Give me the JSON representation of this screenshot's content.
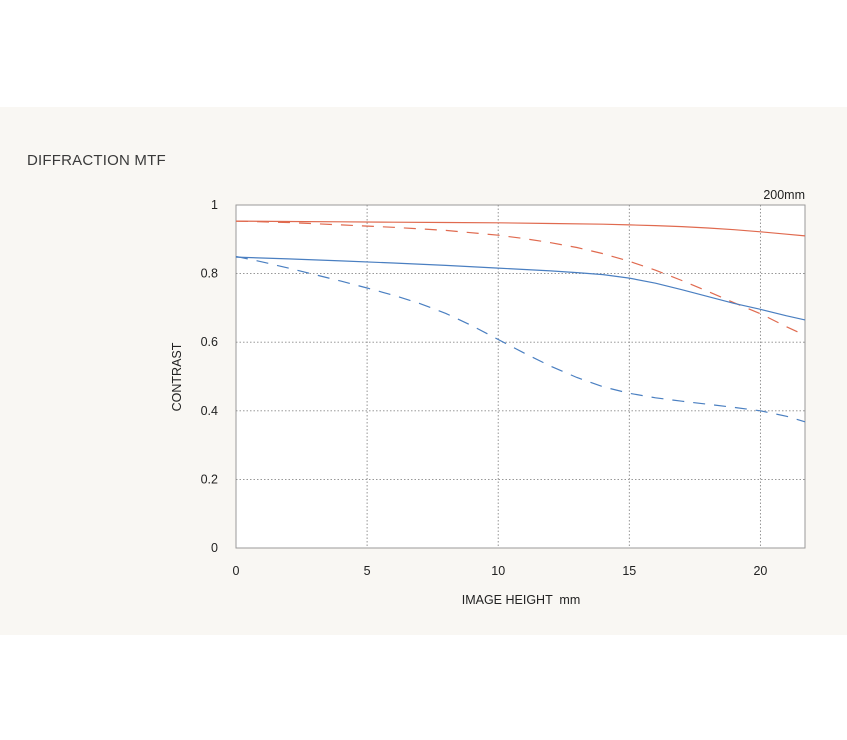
{
  "title": "DIFFRACTION MTF",
  "chart_data": {
    "type": "line",
    "title": "DIFFRACTION MTF",
    "annotation": "200mm",
    "xlabel": "IMAGE HEIGHT  mm",
    "ylabel": "CONTRAST",
    "xlim": [
      0,
      21.7
    ],
    "ylim": [
      0,
      1
    ],
    "xticks": [
      "0",
      "5",
      "10",
      "15",
      "20"
    ],
    "yticks": [
      "0",
      "0.2",
      "0.4",
      "0.6",
      "0.8",
      "1"
    ],
    "grid": true,
    "series": [
      {
        "color": "#e06a4f",
        "dash": "solid",
        "x": [
          0,
          2,
          4,
          6,
          8,
          10,
          12,
          14,
          15,
          16,
          17,
          18,
          19,
          20,
          21,
          21.7
        ],
        "y": [
          0.953,
          0.952,
          0.951,
          0.95,
          0.949,
          0.948,
          0.946,
          0.944,
          0.942,
          0.94,
          0.937,
          0.933,
          0.928,
          0.922,
          0.915,
          0.91
        ]
      },
      {
        "color": "#e06a4f",
        "dash": "dashed",
        "x": [
          0,
          2,
          4,
          6,
          8,
          10,
          11,
          12,
          13,
          14,
          15,
          16,
          17,
          18,
          19,
          20,
          21,
          21.7
        ],
        "y": [
          0.953,
          0.949,
          0.942,
          0.935,
          0.926,
          0.912,
          0.902,
          0.89,
          0.876,
          0.858,
          0.836,
          0.81,
          0.78,
          0.748,
          0.715,
          0.683,
          0.645,
          0.62
        ]
      },
      {
        "color": "#4a7fc1",
        "dash": "solid",
        "x": [
          0,
          2,
          4,
          6,
          8,
          10,
          12,
          13,
          14,
          15,
          16,
          17,
          18,
          19,
          20,
          21,
          21.7
        ],
        "y": [
          0.848,
          0.843,
          0.837,
          0.831,
          0.824,
          0.816,
          0.808,
          0.803,
          0.797,
          0.787,
          0.772,
          0.753,
          0.733,
          0.713,
          0.696,
          0.677,
          0.665
        ]
      },
      {
        "color": "#4a7fc1",
        "dash": "dashed",
        "x": [
          0,
          1,
          2,
          3,
          4,
          5,
          6,
          7,
          8,
          9,
          10,
          11,
          12,
          13,
          14,
          15,
          16,
          17,
          18,
          19,
          20,
          21,
          21.7
        ],
        "y": [
          0.85,
          0.834,
          0.816,
          0.797,
          0.778,
          0.758,
          0.737,
          0.713,
          0.684,
          0.648,
          0.608,
          0.568,
          0.53,
          0.497,
          0.47,
          0.451,
          0.438,
          0.428,
          0.419,
          0.41,
          0.4,
          0.384,
          0.368
        ]
      }
    ]
  }
}
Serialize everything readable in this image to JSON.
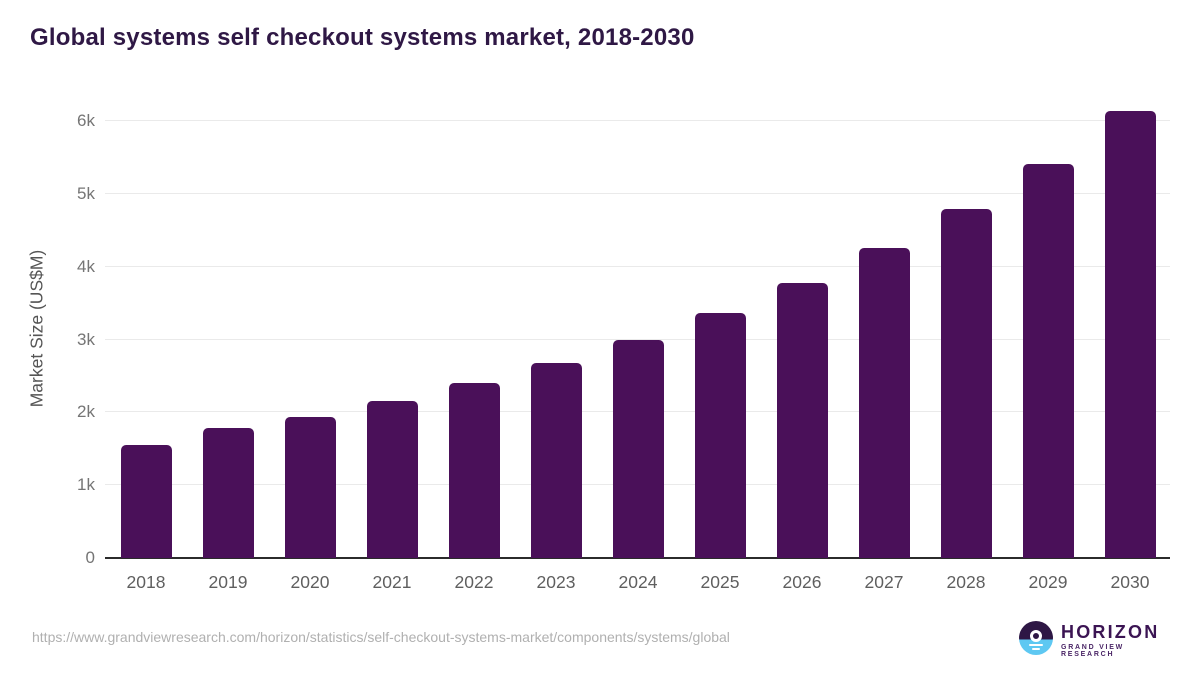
{
  "title": "Global systems self checkout systems market, 2018-2030",
  "chart_data": {
    "type": "bar",
    "categories": [
      "2018",
      "2019",
      "2020",
      "2021",
      "2022",
      "2023",
      "2024",
      "2025",
      "2026",
      "2027",
      "2028",
      "2029",
      "2030"
    ],
    "values": [
      1550,
      1780,
      1940,
      2150,
      2400,
      2680,
      3000,
      3360,
      3780,
      4260,
      4800,
      5410,
      6140
    ],
    "title": "Global systems self checkout systems market, 2018-2030",
    "xlabel": "",
    "ylabel": "Market Size (US$M)",
    "ylim": [
      0,
      6320
    ],
    "yticks": [
      0,
      1000,
      2000,
      3000,
      4000,
      5000,
      6000
    ],
    "ytick_labels": [
      "0",
      "1k",
      "2k",
      "3k",
      "4k",
      "5k",
      "6k"
    ],
    "grid": true,
    "legend": false,
    "bar_color": "#4a1059"
  },
  "footer": {
    "source_url": "https://www.grandviewresearch.com/horizon/statistics/self-checkout-systems-market/components/systems/global"
  },
  "brand": {
    "name": "HORIZON",
    "tagline": "GRAND VIEW RESEARCH"
  },
  "colors": {
    "bar": "#4a1059",
    "title_text": "#2f1845",
    "y_tick_text": "#757575",
    "x_tick_text": "#5f5f5f",
    "gridline": "#eaeaea",
    "baseline": "#2b2b2b",
    "url_text": "#b0b0b0",
    "logo_purple": "#2e1745",
    "logo_blue": "#5ec8f2"
  }
}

- _WHAT YOU HAVE TO DO_
Extract all lines of the records above that include "checkout".

- _RESULT OF THIS TASK_
  "title": "Global systems self checkout systems market, 2018-2030",
    "title": "Global systems self checkout systems market, 2018-2030",
    "source_url": "https://www.grandviewresearch.com/horizon/statistics/self-checkout-systems-market/components/systems/global"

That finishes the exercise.